Exercise prompt:
Copy each line where the word "that" occurs.

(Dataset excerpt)
— start —

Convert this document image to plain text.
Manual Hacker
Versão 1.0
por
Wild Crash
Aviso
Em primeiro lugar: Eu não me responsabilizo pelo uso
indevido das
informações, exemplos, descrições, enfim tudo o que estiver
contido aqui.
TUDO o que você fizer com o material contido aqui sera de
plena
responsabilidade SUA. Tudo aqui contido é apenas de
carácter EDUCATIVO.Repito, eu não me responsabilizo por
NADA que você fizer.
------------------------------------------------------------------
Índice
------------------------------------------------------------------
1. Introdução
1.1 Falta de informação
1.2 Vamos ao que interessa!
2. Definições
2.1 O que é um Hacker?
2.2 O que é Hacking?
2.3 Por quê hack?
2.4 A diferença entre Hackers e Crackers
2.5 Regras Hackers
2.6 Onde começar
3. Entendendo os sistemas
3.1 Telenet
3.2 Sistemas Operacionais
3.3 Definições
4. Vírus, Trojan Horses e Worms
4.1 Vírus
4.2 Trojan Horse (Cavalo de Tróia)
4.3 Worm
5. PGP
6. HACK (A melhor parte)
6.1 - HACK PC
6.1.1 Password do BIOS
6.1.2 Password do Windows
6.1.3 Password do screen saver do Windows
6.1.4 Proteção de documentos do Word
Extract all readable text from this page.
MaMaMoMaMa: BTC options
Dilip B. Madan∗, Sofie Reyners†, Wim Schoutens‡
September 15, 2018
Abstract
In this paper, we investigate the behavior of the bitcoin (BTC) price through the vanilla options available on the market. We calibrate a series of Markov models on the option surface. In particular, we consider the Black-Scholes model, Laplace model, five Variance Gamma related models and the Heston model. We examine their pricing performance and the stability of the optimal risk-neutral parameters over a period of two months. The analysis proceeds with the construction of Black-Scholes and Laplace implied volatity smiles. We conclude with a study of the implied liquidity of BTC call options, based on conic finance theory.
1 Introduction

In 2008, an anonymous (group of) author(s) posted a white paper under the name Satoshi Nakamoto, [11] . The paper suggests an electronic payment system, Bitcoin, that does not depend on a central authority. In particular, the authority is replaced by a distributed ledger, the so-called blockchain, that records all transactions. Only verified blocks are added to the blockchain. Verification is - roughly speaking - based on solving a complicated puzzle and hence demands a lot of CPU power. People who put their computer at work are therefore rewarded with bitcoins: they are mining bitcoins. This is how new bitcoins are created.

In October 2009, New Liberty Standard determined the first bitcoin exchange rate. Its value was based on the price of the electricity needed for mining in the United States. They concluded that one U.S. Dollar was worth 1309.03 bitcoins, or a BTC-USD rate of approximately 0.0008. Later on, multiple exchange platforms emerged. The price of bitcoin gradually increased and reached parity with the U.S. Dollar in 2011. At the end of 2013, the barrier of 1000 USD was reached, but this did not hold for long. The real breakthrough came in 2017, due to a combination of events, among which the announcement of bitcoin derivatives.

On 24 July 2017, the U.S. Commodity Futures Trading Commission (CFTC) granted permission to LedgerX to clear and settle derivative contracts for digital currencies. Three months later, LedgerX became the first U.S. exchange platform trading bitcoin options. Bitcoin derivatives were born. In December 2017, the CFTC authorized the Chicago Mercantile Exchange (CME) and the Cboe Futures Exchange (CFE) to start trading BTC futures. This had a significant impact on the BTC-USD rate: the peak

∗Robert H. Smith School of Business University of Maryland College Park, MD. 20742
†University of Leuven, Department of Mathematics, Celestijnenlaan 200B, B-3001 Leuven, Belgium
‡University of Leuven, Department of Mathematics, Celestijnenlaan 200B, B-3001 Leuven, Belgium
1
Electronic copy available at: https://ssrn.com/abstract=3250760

— end —

Exercise answer:
In 2008, an anonymous (group of) author(s) posted a white paper under the name Satoshi Nakamoto, [11] . The paper suggests an electronic payment system, Bitcoin, that does not depend on a central authority. In particular, the authority is replaced by a distributed ledger, the so-called blockchain, that records all transactions. Only verified blocks are added to the blockchain. Verification is - roughly speaking - based on solving a complicated puzzle and hence demands a lot of CPU power. People who put their computer at work are therefore rewarded with bitcoins: they are mining bitcoins. This is how new bitcoins are created.
In October 2009, New Liberty Standard determined the first bitcoin exchange rate. Its value was based on the price of the electricity needed for mining in the United States. They concluded that one U.S. Dollar was worth 1309.03 bitcoins, or a BTC-USD rate of approximately 0.0008. Later on, multiple exchange platforms emerged. The price of bitcoin gradually increased and reached parity with the U.S. Dollar in 2011. At the end of 2013, the barrier of 1000 USD was reached, but this did not hold for long. The real breakthrough came in 2017, due to a combination of events, among which the announcement of bitcoin derivatives.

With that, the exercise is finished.